>> Begin DATA

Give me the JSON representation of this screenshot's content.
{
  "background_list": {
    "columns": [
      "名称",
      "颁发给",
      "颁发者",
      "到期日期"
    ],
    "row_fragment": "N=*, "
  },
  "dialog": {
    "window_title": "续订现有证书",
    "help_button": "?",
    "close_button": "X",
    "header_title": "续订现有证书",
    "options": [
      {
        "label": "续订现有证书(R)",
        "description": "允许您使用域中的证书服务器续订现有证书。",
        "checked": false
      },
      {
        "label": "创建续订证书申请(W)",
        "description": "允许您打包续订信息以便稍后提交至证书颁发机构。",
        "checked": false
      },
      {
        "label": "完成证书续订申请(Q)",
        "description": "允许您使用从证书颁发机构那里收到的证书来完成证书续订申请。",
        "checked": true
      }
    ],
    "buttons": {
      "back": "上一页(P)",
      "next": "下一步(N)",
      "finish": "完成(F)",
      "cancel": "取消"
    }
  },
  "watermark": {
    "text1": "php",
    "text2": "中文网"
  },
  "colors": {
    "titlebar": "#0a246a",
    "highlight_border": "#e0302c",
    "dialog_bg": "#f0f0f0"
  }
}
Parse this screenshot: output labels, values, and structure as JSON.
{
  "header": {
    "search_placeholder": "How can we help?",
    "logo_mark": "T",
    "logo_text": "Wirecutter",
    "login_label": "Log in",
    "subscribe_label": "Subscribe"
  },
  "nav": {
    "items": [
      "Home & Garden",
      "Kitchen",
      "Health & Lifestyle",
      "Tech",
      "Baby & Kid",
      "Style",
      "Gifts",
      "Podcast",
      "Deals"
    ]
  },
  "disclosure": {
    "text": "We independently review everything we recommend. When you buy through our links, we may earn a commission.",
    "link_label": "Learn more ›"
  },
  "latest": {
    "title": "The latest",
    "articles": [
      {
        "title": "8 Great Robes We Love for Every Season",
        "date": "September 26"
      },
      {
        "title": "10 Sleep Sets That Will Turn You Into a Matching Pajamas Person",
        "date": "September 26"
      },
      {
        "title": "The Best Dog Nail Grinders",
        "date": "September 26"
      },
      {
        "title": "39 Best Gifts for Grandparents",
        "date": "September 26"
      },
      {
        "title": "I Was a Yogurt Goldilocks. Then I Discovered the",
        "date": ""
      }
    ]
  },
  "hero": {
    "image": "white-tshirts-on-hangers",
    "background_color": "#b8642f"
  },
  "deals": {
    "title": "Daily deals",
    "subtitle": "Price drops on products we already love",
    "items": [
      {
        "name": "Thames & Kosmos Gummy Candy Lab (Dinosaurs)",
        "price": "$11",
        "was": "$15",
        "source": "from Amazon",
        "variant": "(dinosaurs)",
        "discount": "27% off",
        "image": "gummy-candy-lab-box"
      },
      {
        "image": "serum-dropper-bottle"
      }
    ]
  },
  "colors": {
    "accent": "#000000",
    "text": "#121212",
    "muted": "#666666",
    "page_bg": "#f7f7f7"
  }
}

>> End DATA

Count each line with "image" in it and report that figure by itself.

3